**Set exercise:** Present the following entries again, word for word and in full.

**Exercise materials:**
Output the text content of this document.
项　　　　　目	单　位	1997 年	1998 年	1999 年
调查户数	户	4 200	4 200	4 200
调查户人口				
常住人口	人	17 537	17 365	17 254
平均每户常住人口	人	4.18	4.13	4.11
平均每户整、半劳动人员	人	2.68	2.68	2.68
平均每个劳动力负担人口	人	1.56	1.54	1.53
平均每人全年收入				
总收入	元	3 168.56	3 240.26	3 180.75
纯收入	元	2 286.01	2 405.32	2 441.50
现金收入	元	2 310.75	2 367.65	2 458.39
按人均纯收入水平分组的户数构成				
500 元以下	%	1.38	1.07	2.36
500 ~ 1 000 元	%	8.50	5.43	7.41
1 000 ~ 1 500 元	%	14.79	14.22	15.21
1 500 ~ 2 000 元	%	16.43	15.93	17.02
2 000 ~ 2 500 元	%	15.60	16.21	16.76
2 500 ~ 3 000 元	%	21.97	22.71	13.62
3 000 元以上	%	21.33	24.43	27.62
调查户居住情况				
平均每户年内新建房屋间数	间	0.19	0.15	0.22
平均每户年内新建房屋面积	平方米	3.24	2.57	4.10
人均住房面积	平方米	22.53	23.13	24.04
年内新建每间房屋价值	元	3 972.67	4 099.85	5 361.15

**Reply to the task:**
Output the text content of this document.
项　　　　　目	单　位	1997 年	1998 年	1999 年
调查户数	户	4 200	4 200	4 200
调查户人口				
常住人口	人	17 537	17 365	17 254
平均每户常住人口	人	4.18	4.13	4.11
平均每户整、半劳动人员	人	2.68	2.68	2.68
平均每个劳动力负担人口	人	1.56	1.54	1.53
平均每人全年收入				
总收入	元	3 168.56	3 240.26	3 180.75
纯收入	元	2 286.01	2 405.32	2 441.50
现金收入	元	2 310.75	2 367.65	2 458.39
按人均纯收入水平分组的户数构成				
500 元以下	%	1.38	1.07	2.36
500 ~ 1 000 元	%	8.50	5.43	7.41
1 000 ~ 1 500 元	%	14.79	14.22	15.21
1 500 ~ 2 000 元	%	16.43	15.93	17.02
2 000 ~ 2 500 元	%	15.60	16.21	16.76
2 500 ~ 3 000 元	%	21.97	22.71	13.62
3 000 元以上	%	21.33	24.43	27.62
调查户居住情况				
平均每户年内新建房屋间数	间	0.19	0.15	0.22
平均每户年内新建房屋面积	平方米	3.24	2.57	4.10
人均住房面积	平方米	22.53	23.13	24.04
年内新建每间房屋价值	元	3 972.67	4 099.85	5 361.15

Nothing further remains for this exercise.